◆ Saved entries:
--- Start ---
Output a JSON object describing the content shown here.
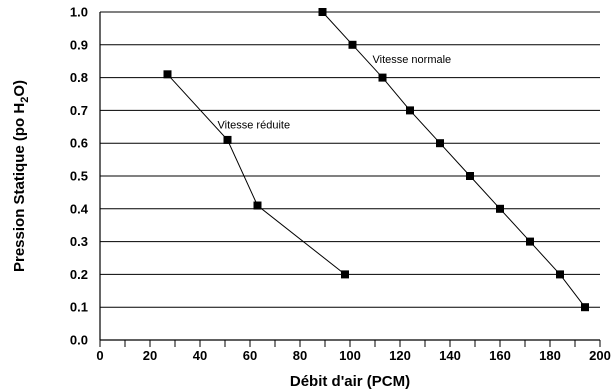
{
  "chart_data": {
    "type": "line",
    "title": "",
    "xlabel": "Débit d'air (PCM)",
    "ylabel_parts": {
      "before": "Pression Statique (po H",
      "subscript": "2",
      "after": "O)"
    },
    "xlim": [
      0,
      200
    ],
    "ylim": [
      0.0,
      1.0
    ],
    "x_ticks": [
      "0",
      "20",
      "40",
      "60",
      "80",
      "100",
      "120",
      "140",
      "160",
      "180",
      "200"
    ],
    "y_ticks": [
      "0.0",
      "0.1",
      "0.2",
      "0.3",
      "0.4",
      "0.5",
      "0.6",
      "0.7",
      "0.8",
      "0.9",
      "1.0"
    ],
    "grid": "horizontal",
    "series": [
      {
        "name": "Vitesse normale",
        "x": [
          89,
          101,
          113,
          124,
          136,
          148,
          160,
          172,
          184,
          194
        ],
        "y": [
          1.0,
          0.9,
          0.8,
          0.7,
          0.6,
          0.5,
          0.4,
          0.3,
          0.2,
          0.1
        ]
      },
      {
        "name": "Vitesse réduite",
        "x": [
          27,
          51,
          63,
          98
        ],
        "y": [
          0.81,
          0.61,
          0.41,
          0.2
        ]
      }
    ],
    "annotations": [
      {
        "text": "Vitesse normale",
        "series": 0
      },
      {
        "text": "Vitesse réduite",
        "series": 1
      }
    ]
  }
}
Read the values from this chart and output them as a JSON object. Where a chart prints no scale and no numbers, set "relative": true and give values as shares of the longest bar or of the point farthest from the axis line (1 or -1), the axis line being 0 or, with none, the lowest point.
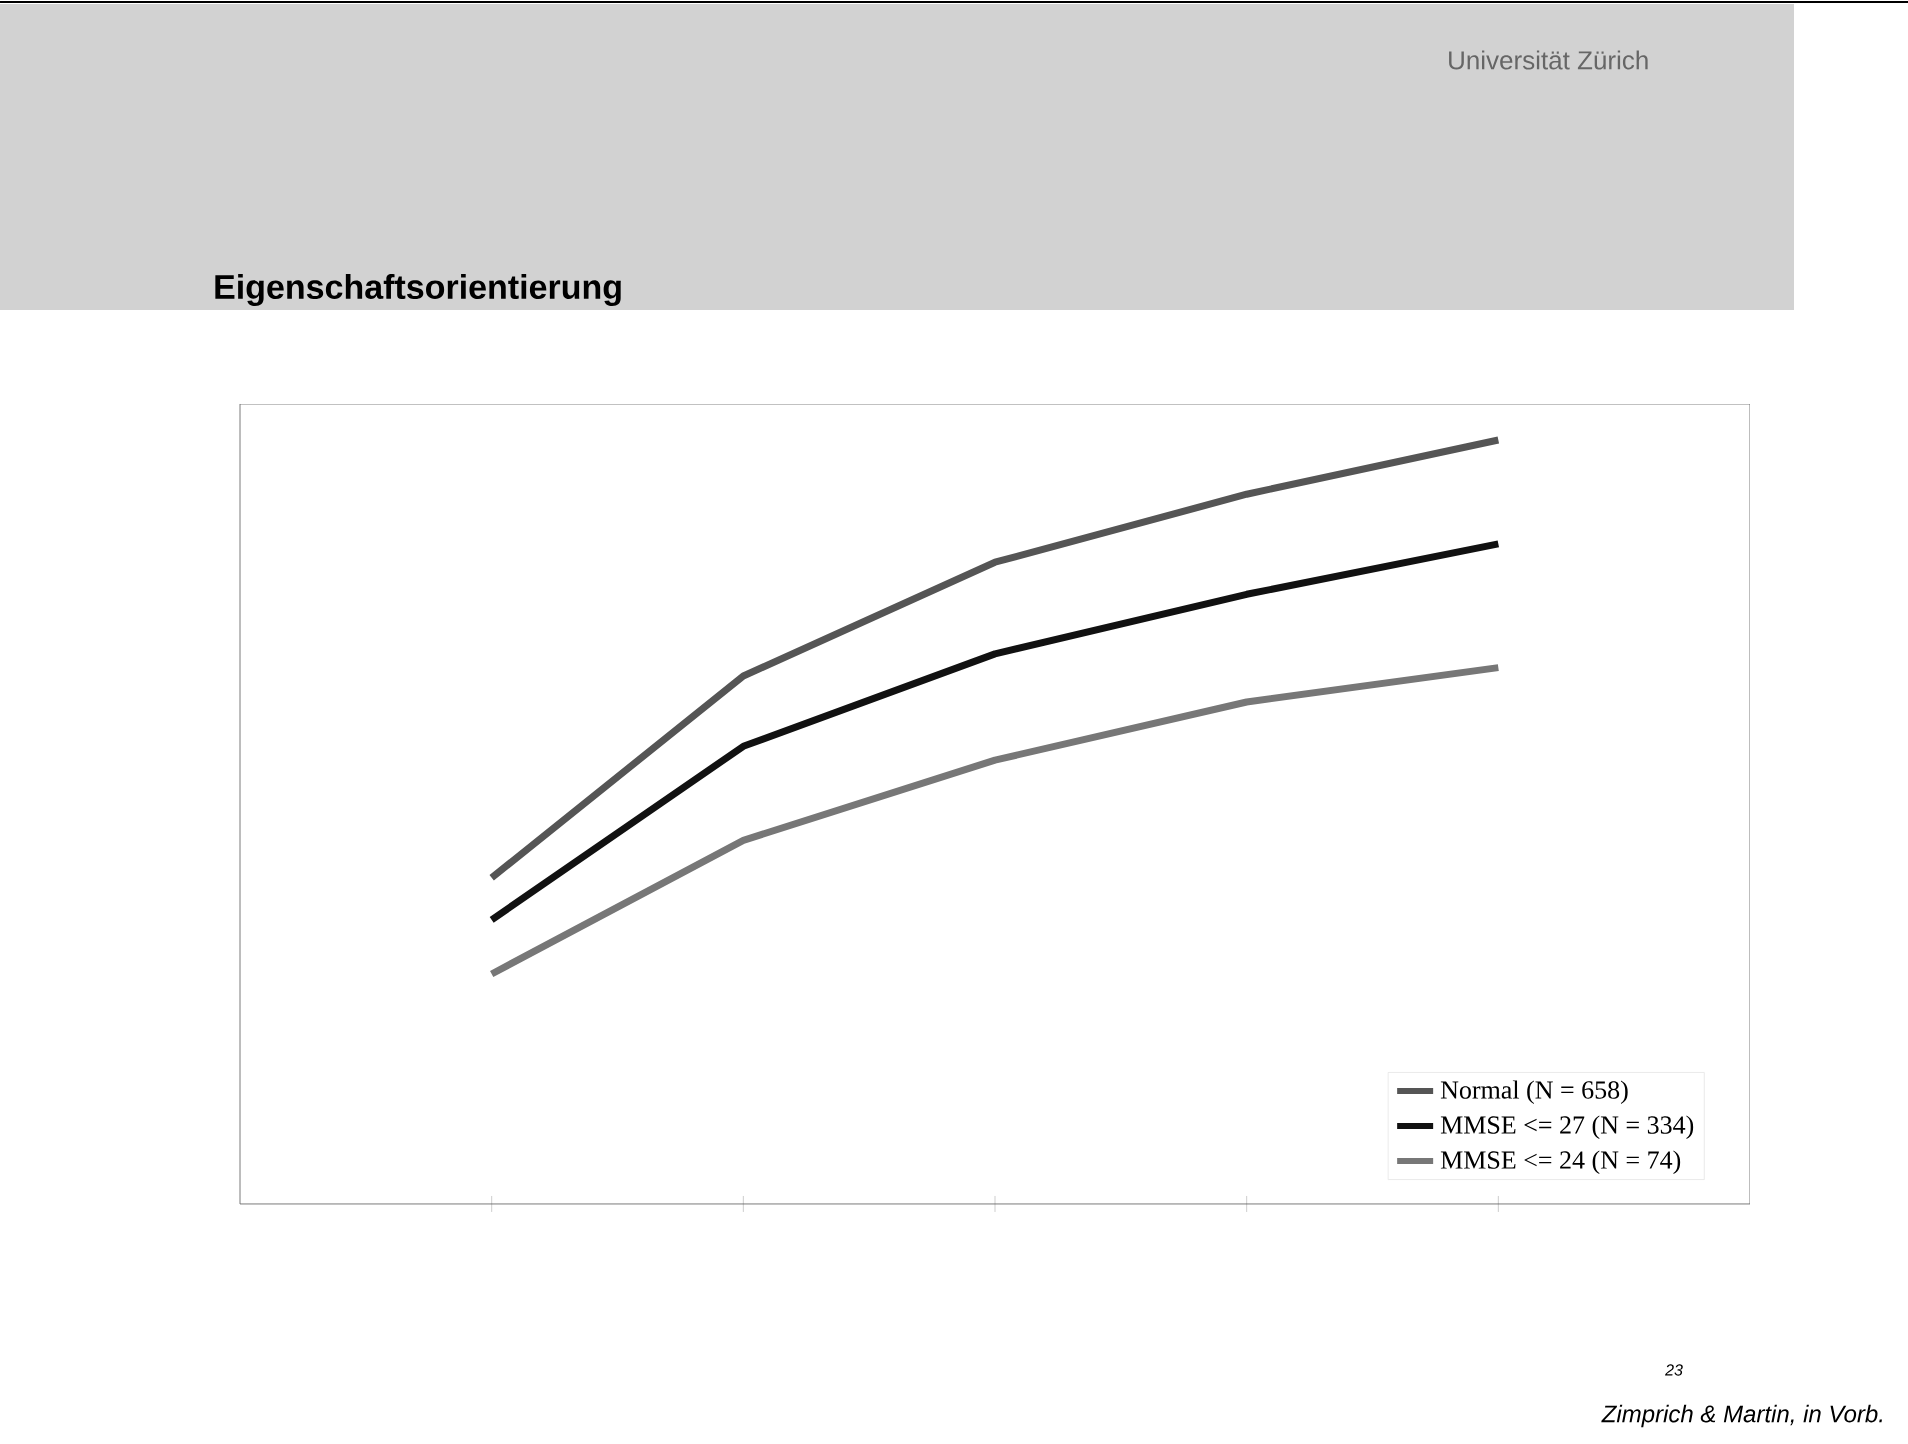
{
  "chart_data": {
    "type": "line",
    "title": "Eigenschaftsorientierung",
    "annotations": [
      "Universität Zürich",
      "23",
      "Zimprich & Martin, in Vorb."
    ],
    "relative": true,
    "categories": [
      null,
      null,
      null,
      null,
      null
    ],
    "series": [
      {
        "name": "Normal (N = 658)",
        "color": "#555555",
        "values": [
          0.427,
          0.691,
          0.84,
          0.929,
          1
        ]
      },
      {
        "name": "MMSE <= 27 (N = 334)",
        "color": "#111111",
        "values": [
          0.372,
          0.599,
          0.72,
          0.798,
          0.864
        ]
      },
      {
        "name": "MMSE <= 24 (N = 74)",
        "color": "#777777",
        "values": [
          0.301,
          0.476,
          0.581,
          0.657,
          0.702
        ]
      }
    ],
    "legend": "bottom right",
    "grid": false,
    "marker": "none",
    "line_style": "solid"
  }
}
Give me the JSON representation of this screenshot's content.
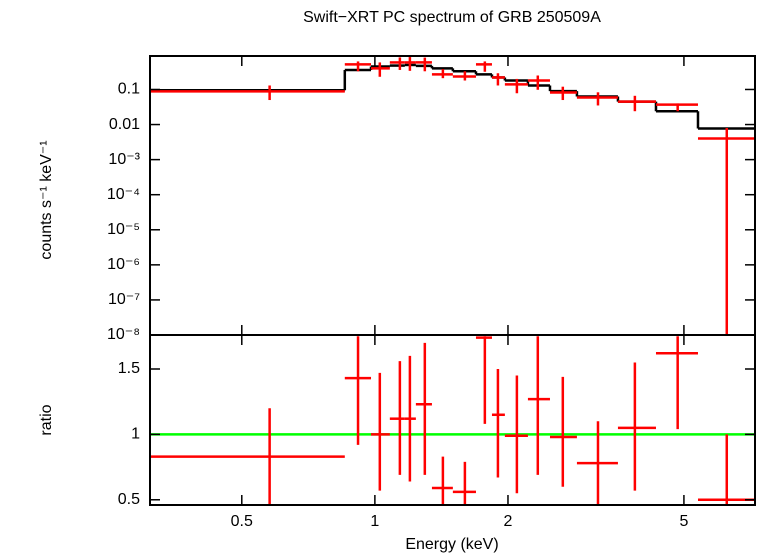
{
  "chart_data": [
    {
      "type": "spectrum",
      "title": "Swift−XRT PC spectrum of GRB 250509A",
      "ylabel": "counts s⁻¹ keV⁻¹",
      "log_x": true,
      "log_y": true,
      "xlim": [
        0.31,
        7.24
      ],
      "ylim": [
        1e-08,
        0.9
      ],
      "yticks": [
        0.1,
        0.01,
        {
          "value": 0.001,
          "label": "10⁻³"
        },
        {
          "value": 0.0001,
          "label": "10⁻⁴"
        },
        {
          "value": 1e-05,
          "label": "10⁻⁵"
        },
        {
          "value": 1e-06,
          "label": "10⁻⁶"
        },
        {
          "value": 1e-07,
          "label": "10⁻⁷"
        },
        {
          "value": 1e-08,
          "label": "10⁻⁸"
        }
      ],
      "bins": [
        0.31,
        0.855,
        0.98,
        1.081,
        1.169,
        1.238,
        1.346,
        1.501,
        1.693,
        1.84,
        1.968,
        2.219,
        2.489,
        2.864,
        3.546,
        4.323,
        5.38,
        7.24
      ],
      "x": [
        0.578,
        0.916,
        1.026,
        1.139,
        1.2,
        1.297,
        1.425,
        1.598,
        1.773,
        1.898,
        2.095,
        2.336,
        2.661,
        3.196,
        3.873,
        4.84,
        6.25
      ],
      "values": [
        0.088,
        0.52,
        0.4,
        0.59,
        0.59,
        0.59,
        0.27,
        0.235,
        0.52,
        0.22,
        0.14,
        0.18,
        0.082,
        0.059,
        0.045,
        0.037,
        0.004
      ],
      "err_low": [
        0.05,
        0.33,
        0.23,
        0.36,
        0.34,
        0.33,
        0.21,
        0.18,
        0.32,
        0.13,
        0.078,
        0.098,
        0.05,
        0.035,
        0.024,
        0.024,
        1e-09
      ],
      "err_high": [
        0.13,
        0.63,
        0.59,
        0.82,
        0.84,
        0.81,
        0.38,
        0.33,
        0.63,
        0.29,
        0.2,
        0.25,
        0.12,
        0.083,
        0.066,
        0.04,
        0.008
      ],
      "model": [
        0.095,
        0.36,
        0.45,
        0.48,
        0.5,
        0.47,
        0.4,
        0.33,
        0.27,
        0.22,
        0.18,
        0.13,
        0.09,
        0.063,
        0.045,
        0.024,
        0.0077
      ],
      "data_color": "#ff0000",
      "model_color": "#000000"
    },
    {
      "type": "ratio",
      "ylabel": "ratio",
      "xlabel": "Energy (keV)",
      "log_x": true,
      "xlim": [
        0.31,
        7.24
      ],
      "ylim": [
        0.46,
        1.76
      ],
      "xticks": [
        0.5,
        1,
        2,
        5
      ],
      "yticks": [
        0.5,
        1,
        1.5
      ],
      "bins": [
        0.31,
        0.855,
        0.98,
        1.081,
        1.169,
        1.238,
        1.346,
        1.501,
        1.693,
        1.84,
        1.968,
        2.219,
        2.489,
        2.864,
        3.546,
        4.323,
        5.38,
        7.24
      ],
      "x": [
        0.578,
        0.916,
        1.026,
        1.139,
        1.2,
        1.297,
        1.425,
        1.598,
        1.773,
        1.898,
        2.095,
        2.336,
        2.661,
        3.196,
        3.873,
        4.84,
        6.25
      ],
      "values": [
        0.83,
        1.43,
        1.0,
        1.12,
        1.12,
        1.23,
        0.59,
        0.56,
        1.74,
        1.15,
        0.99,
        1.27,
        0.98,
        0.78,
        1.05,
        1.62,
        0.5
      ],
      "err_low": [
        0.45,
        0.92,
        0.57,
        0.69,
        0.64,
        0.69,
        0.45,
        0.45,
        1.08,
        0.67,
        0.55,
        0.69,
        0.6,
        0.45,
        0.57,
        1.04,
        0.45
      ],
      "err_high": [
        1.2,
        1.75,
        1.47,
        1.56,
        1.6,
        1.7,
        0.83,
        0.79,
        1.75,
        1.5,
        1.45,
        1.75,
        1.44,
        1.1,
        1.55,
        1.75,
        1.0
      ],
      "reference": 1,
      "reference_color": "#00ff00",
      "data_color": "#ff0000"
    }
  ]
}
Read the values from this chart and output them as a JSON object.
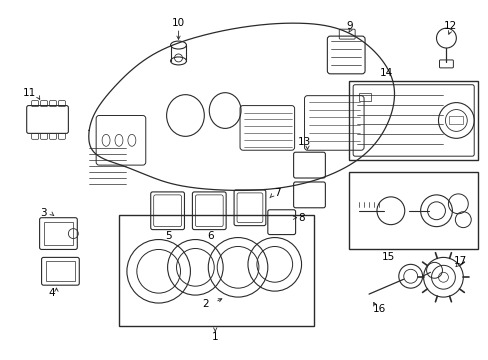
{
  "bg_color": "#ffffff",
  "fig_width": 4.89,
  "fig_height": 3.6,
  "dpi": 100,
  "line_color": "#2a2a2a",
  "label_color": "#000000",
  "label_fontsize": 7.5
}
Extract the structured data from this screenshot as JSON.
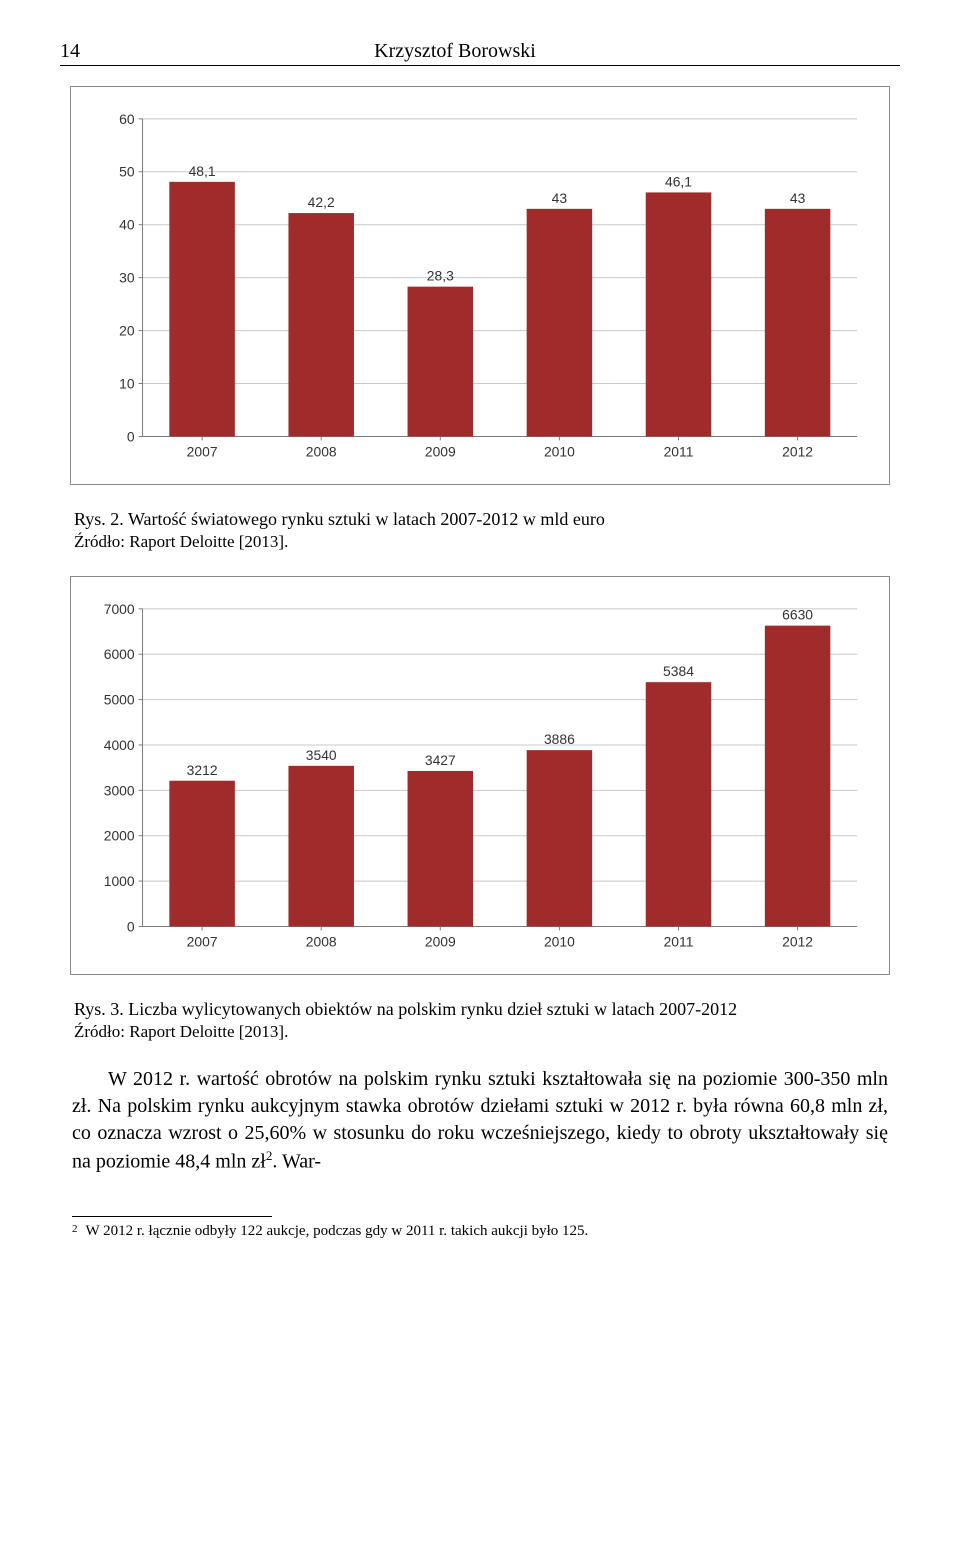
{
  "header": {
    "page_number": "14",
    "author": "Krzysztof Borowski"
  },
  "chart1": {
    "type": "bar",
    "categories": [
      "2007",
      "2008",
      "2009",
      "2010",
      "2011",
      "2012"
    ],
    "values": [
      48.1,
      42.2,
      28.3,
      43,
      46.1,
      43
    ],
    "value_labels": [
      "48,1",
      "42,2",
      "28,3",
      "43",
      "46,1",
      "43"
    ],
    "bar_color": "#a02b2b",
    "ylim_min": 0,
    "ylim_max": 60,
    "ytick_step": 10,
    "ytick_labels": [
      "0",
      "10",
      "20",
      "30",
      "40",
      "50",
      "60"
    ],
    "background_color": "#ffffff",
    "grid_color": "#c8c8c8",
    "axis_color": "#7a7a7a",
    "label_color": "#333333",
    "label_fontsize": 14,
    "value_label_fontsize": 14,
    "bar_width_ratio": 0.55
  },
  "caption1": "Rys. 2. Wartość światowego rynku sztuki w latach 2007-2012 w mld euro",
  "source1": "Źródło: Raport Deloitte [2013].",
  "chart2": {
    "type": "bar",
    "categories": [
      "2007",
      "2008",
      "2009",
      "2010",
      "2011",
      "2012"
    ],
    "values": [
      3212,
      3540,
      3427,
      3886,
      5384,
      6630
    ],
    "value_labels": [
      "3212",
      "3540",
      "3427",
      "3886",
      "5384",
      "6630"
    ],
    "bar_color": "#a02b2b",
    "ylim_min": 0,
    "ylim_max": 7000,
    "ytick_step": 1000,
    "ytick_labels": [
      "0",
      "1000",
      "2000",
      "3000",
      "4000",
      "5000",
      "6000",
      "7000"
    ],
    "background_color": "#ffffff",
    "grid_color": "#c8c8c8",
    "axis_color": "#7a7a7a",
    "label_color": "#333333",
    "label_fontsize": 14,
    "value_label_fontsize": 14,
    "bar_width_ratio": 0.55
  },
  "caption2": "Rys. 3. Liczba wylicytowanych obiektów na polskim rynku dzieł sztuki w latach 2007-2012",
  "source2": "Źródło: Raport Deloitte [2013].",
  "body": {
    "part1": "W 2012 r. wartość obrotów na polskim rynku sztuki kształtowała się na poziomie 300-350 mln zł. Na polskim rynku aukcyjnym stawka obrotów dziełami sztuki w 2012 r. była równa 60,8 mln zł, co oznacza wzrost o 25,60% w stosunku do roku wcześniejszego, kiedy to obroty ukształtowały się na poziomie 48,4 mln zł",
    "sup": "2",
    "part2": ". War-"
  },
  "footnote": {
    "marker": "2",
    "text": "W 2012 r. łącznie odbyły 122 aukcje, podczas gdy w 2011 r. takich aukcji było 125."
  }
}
--- End ---
◆ Set exercise:
Look through the entries above and report each line where the string "polskim" occurs.

◆ Answer to this exercise:
  "caption2": "Rys. 3. Liczba wylicytowanych obiektów na polskim rynku dzieł sztuki w latach 2007-2012",
    "part1": "W 2012 r. wartość obrotów na polskim rynku sztuki kształtowała się na poziomie 300-350 mln zł. Na polskim rynku aukcyjnym stawka obrotów dziełami sztuki w 2012 r. była równa 60,8 mln zł, co oznacza wzrost o 25,60% w stosunku do roku wcześniejszego, kiedy to obroty ukształtowały się na poziomie 48,4 mln zł",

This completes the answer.